**** Working data ****

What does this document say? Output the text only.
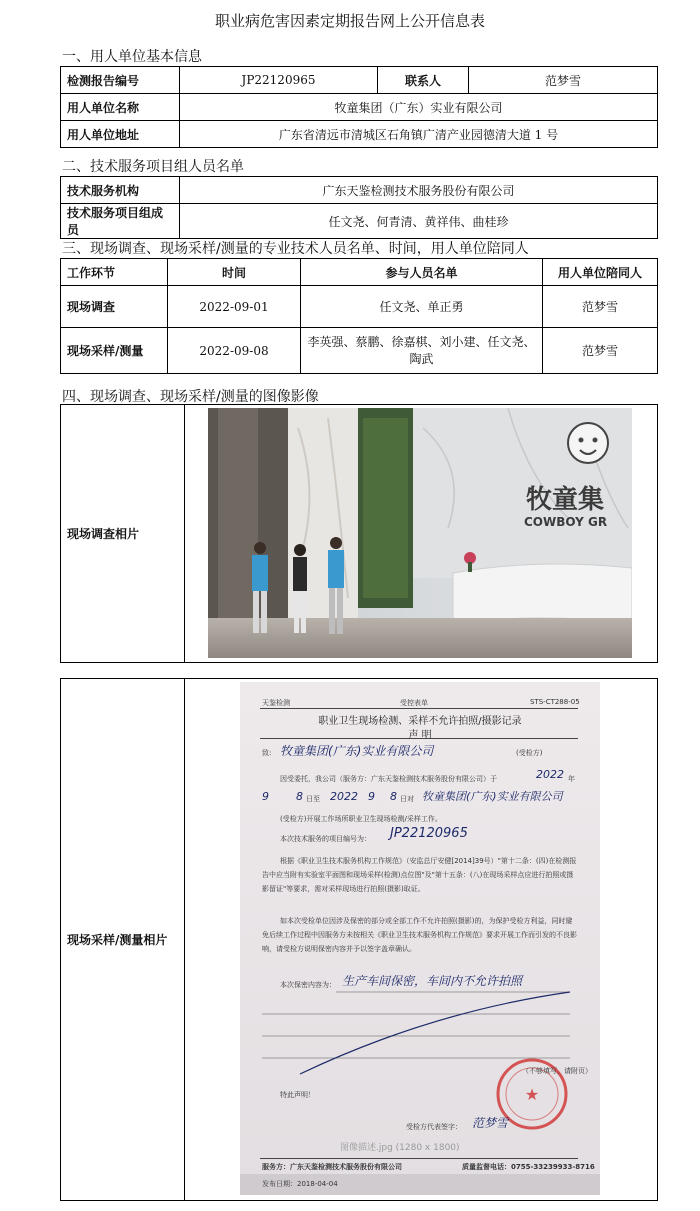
职业病危害因素定期报告网上公开信息表
一、用人单位基本信息
检测报告编号	JP22120965	联系人	范梦雪
用人单位名称	牧童集团（广东）实业有限公司		
用人单位地址	广东省清远市清城区石角镇广清产业园德清大道 1 号		
二、技术服务项目组人员名单
技术服务机构	广东天鉴检测技术服务股份有限公司
技术服务项目组成员	任文尧、何青清、黄祥伟、曲桂珍
三、现场调查、现场采样/测量的专业技术人员名单、时间，用人单位陪同人
工作环节	时间	参与人员名单	用人单位陪同人
现场调查	2022-09-01	任文尧、单正勇	范梦雪
现场采样/测量	2022-09-08	李英强、蔡鹏、徐嘉棋、刘小建、任文尧、陶武	范梦雪
四、现场调查、现场采样/测量的图像影像
现场调查相片	
现场采样/测量相片	
牧童集
COWBOY GR
天鉴检测	受控表单	STS-CT288-05
职业卫生现场检测、采样不允许拍照/摄影记录
声 明
致: 牧童集团(广东)实业有限公司	(受检方)
因受委托，我公司（服务方：广东天鉴检测技术服务股份有限公司）于	2022 年
9 8 日至 2022 9 8 日对 牧童集团(广东)实业有限公司
(受检方)开展工作场所职业卫生现场检测/采样工作。
本次技术服务的项目编号为： JP22120965
根据《职业卫生技术服务机构工作规范》（安监总厅安健[2014]39号）"第十二条：(四)在检测报告中应当附有实验室平面图和现场采样(检测)点位图"及"第十五条：(八)在现场采样点应进行拍照或摄影留证"等要求，需对采样现场进行拍照(摄影)取证。
如本次受检单位因涉及保密的部分或全部工作不允许拍照(摄影)的，为保护受检方利益，同时避免后续工作过程中因服务方未按相关《职业卫生技术服务机构工作规范》要求开展工作而引发的不良影响，请受检方说明保密内容并予以签字盖章确认。
本次保密内容为： 生产车间保密，车间内不允许拍照
★
（不够填写，请附页）
特此声明！
受检方代表签字： 范梦雪
图像描述.jpg (1280 x 1800)
服务方：广东天鉴检测技术服务股份有限公司	质量监督电话：0755-33239933-8716
发布日期：2018-04-04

****

▶ [What you are asked to do] Copy out each line of the data where the string "牧童集团" appears.

▶ [Solved problem]
用人单位名称	牧童集团（广东）实业有限公司		
致: 牧童集团(广东)实业有限公司	(受检方)
9 8 日至 2022 9 8 日对 牧童集团(广东)实业有限公司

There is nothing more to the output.